------ Material supplied ------

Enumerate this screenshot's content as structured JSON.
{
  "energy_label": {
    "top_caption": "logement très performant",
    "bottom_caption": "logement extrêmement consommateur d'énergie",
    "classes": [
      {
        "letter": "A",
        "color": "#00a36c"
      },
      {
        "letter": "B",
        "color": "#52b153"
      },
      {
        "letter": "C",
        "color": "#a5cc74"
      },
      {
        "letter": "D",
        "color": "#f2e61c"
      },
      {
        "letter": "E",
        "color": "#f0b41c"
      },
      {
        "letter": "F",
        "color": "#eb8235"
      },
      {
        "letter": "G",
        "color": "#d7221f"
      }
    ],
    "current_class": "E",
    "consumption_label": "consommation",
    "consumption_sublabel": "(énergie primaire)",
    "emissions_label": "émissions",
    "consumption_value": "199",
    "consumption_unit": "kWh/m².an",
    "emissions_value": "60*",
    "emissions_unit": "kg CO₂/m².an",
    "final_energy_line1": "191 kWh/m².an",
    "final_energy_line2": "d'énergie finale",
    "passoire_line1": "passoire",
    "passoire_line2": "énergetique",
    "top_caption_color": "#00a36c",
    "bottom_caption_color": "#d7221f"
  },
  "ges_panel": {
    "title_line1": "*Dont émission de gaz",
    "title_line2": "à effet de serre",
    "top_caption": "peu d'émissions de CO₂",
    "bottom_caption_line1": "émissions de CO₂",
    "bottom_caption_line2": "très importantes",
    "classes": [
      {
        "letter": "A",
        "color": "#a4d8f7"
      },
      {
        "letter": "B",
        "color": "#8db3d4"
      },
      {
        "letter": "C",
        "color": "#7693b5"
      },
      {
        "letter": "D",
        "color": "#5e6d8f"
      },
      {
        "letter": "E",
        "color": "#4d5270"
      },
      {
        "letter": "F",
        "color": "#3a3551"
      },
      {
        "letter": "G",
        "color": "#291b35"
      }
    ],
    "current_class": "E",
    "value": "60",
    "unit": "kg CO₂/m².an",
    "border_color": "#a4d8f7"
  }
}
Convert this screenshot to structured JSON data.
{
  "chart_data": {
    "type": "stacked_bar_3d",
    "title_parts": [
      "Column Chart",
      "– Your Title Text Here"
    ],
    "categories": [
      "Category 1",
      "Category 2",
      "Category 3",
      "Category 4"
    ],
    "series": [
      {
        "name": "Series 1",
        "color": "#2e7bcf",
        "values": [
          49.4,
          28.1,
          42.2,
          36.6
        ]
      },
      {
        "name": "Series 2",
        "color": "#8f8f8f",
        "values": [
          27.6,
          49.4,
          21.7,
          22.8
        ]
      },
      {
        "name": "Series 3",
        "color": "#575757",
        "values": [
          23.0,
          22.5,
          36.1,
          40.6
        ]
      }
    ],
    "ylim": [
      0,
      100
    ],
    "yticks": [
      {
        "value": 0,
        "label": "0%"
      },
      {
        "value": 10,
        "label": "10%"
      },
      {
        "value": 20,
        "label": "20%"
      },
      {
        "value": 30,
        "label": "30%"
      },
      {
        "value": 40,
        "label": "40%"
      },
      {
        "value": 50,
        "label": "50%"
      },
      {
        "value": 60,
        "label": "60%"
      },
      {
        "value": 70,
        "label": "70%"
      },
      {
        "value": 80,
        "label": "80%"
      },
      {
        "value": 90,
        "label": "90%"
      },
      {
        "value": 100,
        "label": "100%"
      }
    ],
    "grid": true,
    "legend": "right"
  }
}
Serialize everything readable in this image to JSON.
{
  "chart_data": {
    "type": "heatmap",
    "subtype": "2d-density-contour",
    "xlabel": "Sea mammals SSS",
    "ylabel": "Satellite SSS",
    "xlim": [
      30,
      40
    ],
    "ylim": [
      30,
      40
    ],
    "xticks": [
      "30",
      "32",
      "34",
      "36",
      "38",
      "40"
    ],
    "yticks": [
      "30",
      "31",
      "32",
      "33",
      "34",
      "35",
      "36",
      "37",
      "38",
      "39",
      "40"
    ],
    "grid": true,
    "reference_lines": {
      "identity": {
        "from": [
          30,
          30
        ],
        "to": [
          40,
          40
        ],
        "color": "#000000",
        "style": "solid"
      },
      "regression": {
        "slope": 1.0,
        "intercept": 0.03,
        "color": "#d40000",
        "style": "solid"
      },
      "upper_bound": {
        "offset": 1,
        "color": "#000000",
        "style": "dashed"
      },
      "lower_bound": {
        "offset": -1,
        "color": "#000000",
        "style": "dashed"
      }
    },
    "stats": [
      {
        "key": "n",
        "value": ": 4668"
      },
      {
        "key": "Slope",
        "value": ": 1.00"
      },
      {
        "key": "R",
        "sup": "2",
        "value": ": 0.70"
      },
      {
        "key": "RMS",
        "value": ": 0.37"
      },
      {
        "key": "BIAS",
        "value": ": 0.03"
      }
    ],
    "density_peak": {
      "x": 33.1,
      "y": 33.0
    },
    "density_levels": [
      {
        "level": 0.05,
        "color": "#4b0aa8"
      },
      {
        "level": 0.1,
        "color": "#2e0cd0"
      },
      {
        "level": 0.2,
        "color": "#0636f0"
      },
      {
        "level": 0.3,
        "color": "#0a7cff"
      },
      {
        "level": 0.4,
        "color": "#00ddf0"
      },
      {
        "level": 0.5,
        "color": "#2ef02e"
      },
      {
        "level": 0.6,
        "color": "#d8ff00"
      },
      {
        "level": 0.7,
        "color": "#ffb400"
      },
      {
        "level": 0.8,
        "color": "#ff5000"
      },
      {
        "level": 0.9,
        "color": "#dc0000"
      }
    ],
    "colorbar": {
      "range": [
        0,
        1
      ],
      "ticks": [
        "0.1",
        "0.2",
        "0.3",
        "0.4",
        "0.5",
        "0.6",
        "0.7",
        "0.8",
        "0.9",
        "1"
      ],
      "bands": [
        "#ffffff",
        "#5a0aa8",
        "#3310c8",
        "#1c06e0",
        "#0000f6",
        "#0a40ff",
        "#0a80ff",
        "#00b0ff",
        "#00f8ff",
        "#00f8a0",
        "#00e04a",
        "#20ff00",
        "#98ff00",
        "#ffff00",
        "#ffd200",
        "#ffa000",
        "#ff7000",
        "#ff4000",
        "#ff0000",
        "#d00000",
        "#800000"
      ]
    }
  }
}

------

**Work instructions**:
Exactly reproduce every line of the data above.

**The reply**:
Enumerate this screenshot's content as structured JSON.
{
  "energy_label": {
    "top_caption": "logement très performant",
    "bottom_caption": "logement extrêmement consommateur d'énergie",
    "classes": [
      {
        "letter": "A",
        "color": "#00a36c"
      },
      {
        "letter": "B",
        "color": "#52b153"
      },
      {
        "letter": "C",
        "color": "#a5cc74"
      },
      {
        "letter": "D",
        "color": "#f2e61c"
      },
      {
        "letter": "E",
        "color": "#f0b41c"
      },
      {
        "letter": "F",
        "color": "#eb8235"
      },
      {
        "letter": "G",
        "color": "#d7221f"
      }
    ],
    "current_class": "E",
    "consumption_label": "consommation",
    "consumption_sublabel": "(énergie primaire)",
    "emissions_label": "émissions",
    "consumption_value": "199",
    "consumption_unit": "kWh/m².an",
    "emissions_value": "60*",
    "emissions_unit": "kg CO₂/m².an",
    "final_energy_line1": "191 kWh/m².an",
    "final_energy_line2": "d'énergie finale",
    "passoire_line1": "passoire",
    "passoire_line2": "énergetique",
    "top_caption_color": "#00a36c",
    "bottom_caption_color": "#d7221f"
  },
  "ges_panel": {
    "title_line1": "*Dont émission de gaz",
    "title_line2": "à effet de serre",
    "top_caption": "peu d'émissions de CO₂",
    "bottom_caption_line1": "émissions de CO₂",
    "bottom_caption_line2": "très importantes",
    "classes": [
      {
        "letter": "A",
        "color": "#a4d8f7"
      },
      {
        "letter": "B",
        "color": "#8db3d4"
      },
      {
        "letter": "C",
        "color": "#7693b5"
      },
      {
        "letter": "D",
        "color": "#5e6d8f"
      },
      {
        "letter": "E",
        "color": "#4d5270"
      },
      {
        "letter": "F",
        "color": "#3a3551"
      },
      {
        "letter": "G",
        "color": "#291b35"
      }
    ],
    "current_class": "E",
    "value": "60",
    "unit": "kg CO₂/m².an",
    "border_color": "#a4d8f7"
  }
}
Convert this screenshot to structured JSON data.
{
  "chart_data": {
    "type": "stacked_bar_3d",
    "title_parts": [
      "Column Chart",
      "– Your Title Text Here"
    ],
    "categories": [
      "Category 1",
      "Category 2",
      "Category 3",
      "Category 4"
    ],
    "series": [
      {
        "name": "Series 1",
        "color": "#2e7bcf",
        "values": [
          49.4,
          28.1,
          42.2,
          36.6
        ]
      },
      {
        "name": "Series 2",
        "color": "#8f8f8f",
        "values": [
          27.6,
          49.4,
          21.7,
          22.8
        ]
      },
      {
        "name": "Series 3",
        "color": "#575757",
        "values": [
          23.0,
          22.5,
          36.1,
          40.6
        ]
      }
    ],
    "ylim": [
      0,
      100
    ],
    "yticks": [
      {
        "value": 0,
        "label": "0%"
      },
      {
        "value": 10,
        "label": "10%"
      },
      {
        "value": 20,
        "label": "20%"
      },
      {
        "value": 30,
        "label": "30%"
      },
      {
        "value": 40,
        "label": "40%"
      },
      {
        "value": 50,
        "label": "50%"
      },
      {
        "value": 60,
        "label": "60%"
      },
      {
        "value": 70,
        "label": "70%"
      },
      {
        "value": 80,
        "label": "80%"
      },
      {
        "value": 90,
        "label": "90%"
      },
      {
        "value": 100,
        "label": "100%"
      }
    ],
    "grid": true,
    "legend": "right"
  }
}
Serialize everything readable in this image to JSON.
{
  "chart_data": {
    "type": "heatmap",
    "subtype": "2d-density-contour",
    "xlabel": "Sea mammals SSS",
    "ylabel": "Satellite SSS",
    "xlim": [
      30,
      40
    ],
    "ylim": [
      30,
      40
    ],
    "xticks": [
      "30",
      "32",
      "34",
      "36",
      "38",
      "40"
    ],
    "yticks": [
      "30",
      "31",
      "32",
      "33",
      "34",
      "35",
      "36",
      "37",
      "38",
      "39",
      "40"
    ],
    "grid": true,
    "reference_lines": {
      "identity": {
        "from": [
          30,
          30
        ],
        "to": [
          40,
          40
        ],
        "color": "#000000",
        "style": "solid"
      },
      "regression": {
        "slope": 1.0,
        "intercept": 0.03,
        "color": "#d40000",
        "style": "solid"
      },
      "upper_bound": {
        "offset": 1,
        "color": "#000000",
        "style": "dashed"
      },
      "lower_bound": {
        "offset": -1,
        "color": "#000000",
        "style": "dashed"
      }
    },
    "stats": [
      {
        "key": "n",
        "value": ": 4668"
      },
      {
        "key": "Slope",
        "value": ": 1.00"
      },
      {
        "key": "R",
        "sup": "2",
        "value": ": 0.70"
      },
      {
        "key": "RMS",
        "value": ": 0.37"
      },
      {
        "key": "BIAS",
        "value": ": 0.03"
      }
    ],
    "density_peak": {
      "x": 33.1,
      "y": 33.0
    },
    "density_levels": [
      {
        "level": 0.05,
        "color": "#4b0aa8"
      },
      {
        "level": 0.1,
        "color": "#2e0cd0"
      },
      {
        "level": 0.2,
        "color": "#0636f0"
      },
      {
        "level": 0.3,
        "color": "#0a7cff"
      },
      {
        "level": 0.4,
        "color": "#00ddf0"
      },
      {
        "level": 0.5,
        "color": "#2ef02e"
      },
      {
        "level": 0.6,
        "color": "#d8ff00"
      },
      {
        "level": 0.7,
        "color": "#ffb400"
      },
      {
        "level": 0.8,
        "color": "#ff5000"
      },
      {
        "level": 0.9,
        "color": "#dc0000"
      }
    ],
    "colorbar": {
      "range": [
        0,
        1
      ],
      "ticks": [
        "0.1",
        "0.2",
        "0.3",
        "0.4",
        "0.5",
        "0.6",
        "0.7",
        "0.8",
        "0.9",
        "1"
      ],
      "bands": [
        "#ffffff",
        "#5a0aa8",
        "#3310c8",
        "#1c06e0",
        "#0000f6",
        "#0a40ff",
        "#0a80ff",
        "#00b0ff",
        "#00f8ff",
        "#00f8a0",
        "#00e04a",
        "#20ff00",
        "#98ff00",
        "#ffff00",
        "#ffd200",
        "#ffa000",
        "#ff7000",
        "#ff4000",
        "#ff0000",
        "#d00000",
        "#800000"
      ]
    }
  }
}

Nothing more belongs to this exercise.